--- start RECORD EXTRACTS ---

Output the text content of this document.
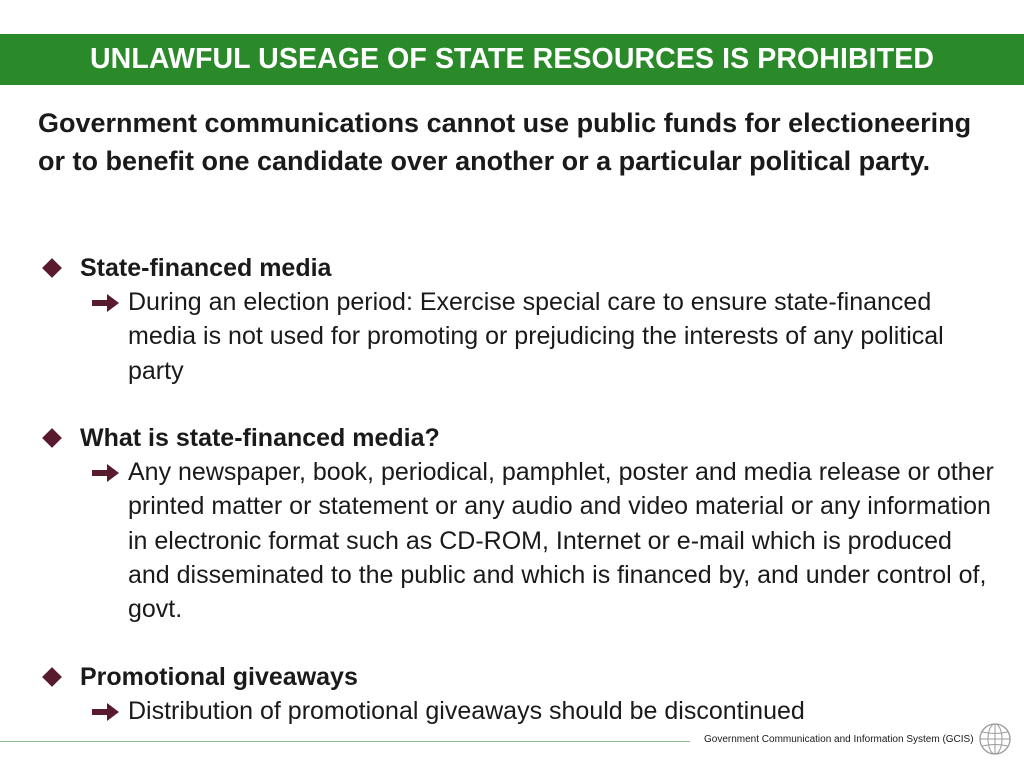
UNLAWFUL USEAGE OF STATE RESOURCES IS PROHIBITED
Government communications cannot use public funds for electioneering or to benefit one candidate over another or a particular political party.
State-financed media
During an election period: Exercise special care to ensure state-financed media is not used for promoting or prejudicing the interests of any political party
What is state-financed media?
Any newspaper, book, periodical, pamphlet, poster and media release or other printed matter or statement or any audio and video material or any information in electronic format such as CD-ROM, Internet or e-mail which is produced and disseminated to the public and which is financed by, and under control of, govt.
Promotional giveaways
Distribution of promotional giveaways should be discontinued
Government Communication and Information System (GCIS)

--- end RECORD EXTRACTS ---

* INSTRUCTION
Repeat the records above exactly, omitting every picture.

* WRITTEN SOLUTION
Output the text content of this document.
UNLAWFUL USEAGE OF STATE RESOURCES IS PROHIBITED
Government communications cannot use public funds for electioneering or to benefit one candidate over another or a particular political party.
State-financed media
During an election period: Exercise special care to ensure state-financed media is not used for promoting or prejudicing the interests of any political party
What is state-financed media?
Any newspaper, book, periodical, pamphlet, poster and media release or other printed matter or statement or any audio and video material or any information in electronic format such as CD-ROM, Internet or e-mail which is produced and disseminated to the public and which is financed by, and under control of, govt.
Promotional giveaways
Distribution of promotional giveaways should be discontinued
Government Communication and Information System (GCIS)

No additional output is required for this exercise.